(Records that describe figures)
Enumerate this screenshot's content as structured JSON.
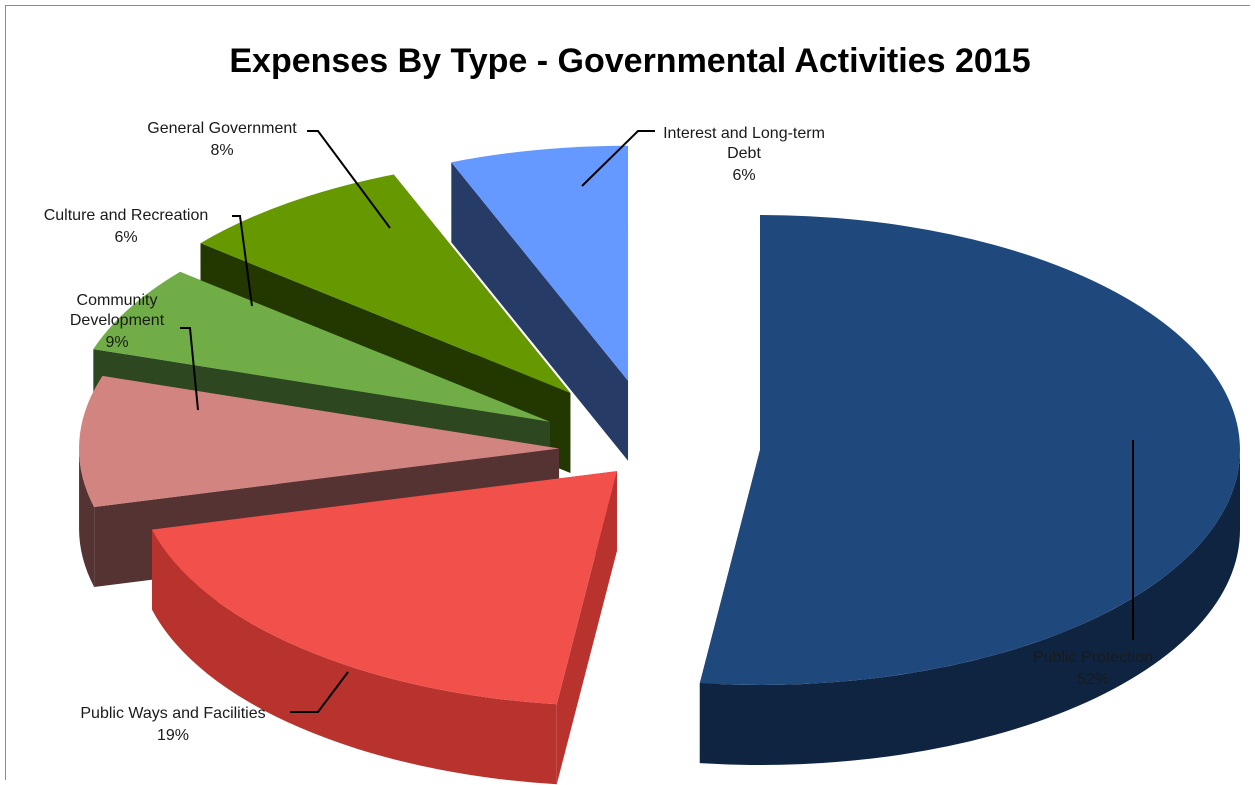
{
  "chart_data": {
    "type": "pie",
    "title": "Expenses By Type - Governmental Activities 2015",
    "slices": [
      {
        "label": "Public Protection",
        "value_label": "52%",
        "value": 52,
        "color": "#1F497D",
        "side_color": "#0F2441"
      },
      {
        "label": "Public Ways and Facilities",
        "value_label": "19%",
        "value": 19,
        "color": "#F2504B",
        "side_color": "#B8322E"
      },
      {
        "label": "Community Development",
        "value_label": "9%",
        "value": 9,
        "color": "#D28580",
        "side_color": "#553333"
      },
      {
        "label": "Culture and Recreation",
        "value_label": "6%",
        "value": 6,
        "color": "#70AD47",
        "side_color": "#2D4720"
      },
      {
        "label": "General Government",
        "value_label": "8%",
        "value": 8,
        "color": "#669900",
        "side_color": "#223800"
      },
      {
        "label": "Interest and Long-term Debt",
        "value_label": "6%",
        "value": 6,
        "color": "#6699FF",
        "side_color": "#263B66"
      }
    ],
    "legend": "none",
    "style": "3d-exploded-pie"
  }
}
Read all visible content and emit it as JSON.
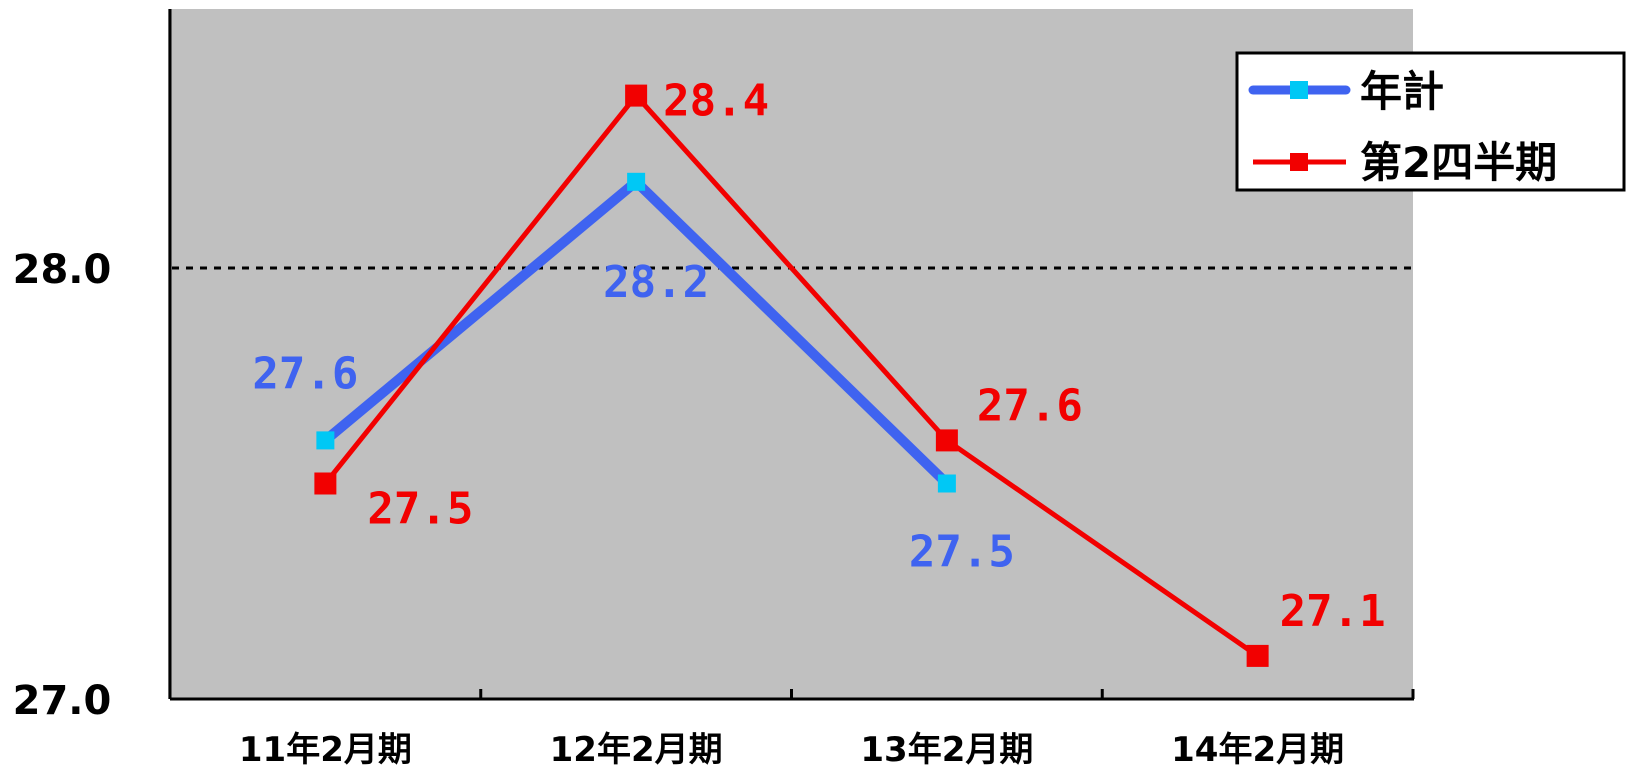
{
  "chart_data": {
    "type": "line",
    "categories": [
      "11年2月期",
      "12年2月期",
      "13年2月期",
      "14年2月期"
    ],
    "ylim": [
      27.0,
      28.5
    ],
    "yticks": [
      {
        "value": 27.0,
        "label": "27.0"
      },
      {
        "value": 28.0,
        "label": "28.0"
      }
    ],
    "reference_line": 28.0,
    "series": [
      {
        "name": "年計",
        "values": [
          27.6,
          28.2,
          27.5,
          null
        ],
        "labels": [
          "27.6",
          "28.2",
          "27.5",
          ""
        ],
        "line_color": "#3F63F0",
        "marker_color": "#00C8F5",
        "label_color": "#3F63F0"
      },
      {
        "name": "第2四半期",
        "values": [
          27.5,
          28.4,
          27.6,
          27.1
        ],
        "labels": [
          "27.5",
          "28.4",
          "27.6",
          "27.1"
        ],
        "line_color": "#F20000",
        "marker_color": "#F20000",
        "label_color": "#F20000"
      }
    ],
    "legend_position": "top-right",
    "plot_background": "#C0C0C0"
  }
}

- AIM OF THE TASK
Strip out the pictures and quote the remaining data word for word.

- TASK RESULT
Enumerate this screenshot's content as structured JSON.
{
  "chart_data": {
    "type": "pie",
    "title": "Expenses By Type - Governmental Activities 2015",
    "slices": [
      {
        "label": "Public Protection",
        "value_label": "52%",
        "value": 52,
        "color": "#1F497D",
        "side_color": "#0F2441"
      },
      {
        "label": "Public Ways and Facilities",
        "value_label": "19%",
        "value": 19,
        "color": "#F2504B",
        "side_color": "#B8322E"
      },
      {
        "label": "Community Development",
        "value_label": "9%",
        "value": 9,
        "color": "#D28580",
        "side_color": "#553333"
      },
      {
        "label": "Culture and Recreation",
        "value_label": "6%",
        "value": 6,
        "color": "#70AD47",
        "side_color": "#2D4720"
      },
      {
        "label": "General Government",
        "value_label": "8%",
        "value": 8,
        "color": "#669900",
        "side_color": "#223800"
      },
      {
        "label": "Interest and Long-term Debt",
        "value_label": "6%",
        "value": 6,
        "color": "#6699FF",
        "side_color": "#263B66"
      }
    ],
    "legend": "none",
    "style": "3d-exploded-pie"
  }
}
Read all visible content and emit it as JSON.
{
  "chart_data": {
    "type": "line",
    "categories": [
      "11年2月期",
      "12年2月期",
      "13年2月期",
      "14年2月期"
    ],
    "ylim": [
      27.0,
      28.5
    ],
    "yticks": [
      {
        "value": 27.0,
        "label": "27.0"
      },
      {
        "value": 28.0,
        "label": "28.0"
      }
    ],
    "reference_line": 28.0,
    "series": [
      {
        "name": "年計",
        "values": [
          27.6,
          28.2,
          27.5,
          null
        ],
        "labels": [
          "27.6",
          "28.2",
          "27.5",
          ""
        ],
        "line_color": "#3F63F0",
        "marker_color": "#00C8F5",
        "label_color": "#3F63F0"
      },
      {
        "name": "第2四半期",
        "values": [
          27.5,
          28.4,
          27.6,
          27.1
        ],
        "labels": [
          "27.5",
          "28.4",
          "27.6",
          "27.1"
        ],
        "line_color": "#F20000",
        "marker_color": "#F20000",
        "label_color": "#F20000"
      }
    ],
    "legend_position": "top-right",
    "plot_background": "#C0C0C0"
  }
}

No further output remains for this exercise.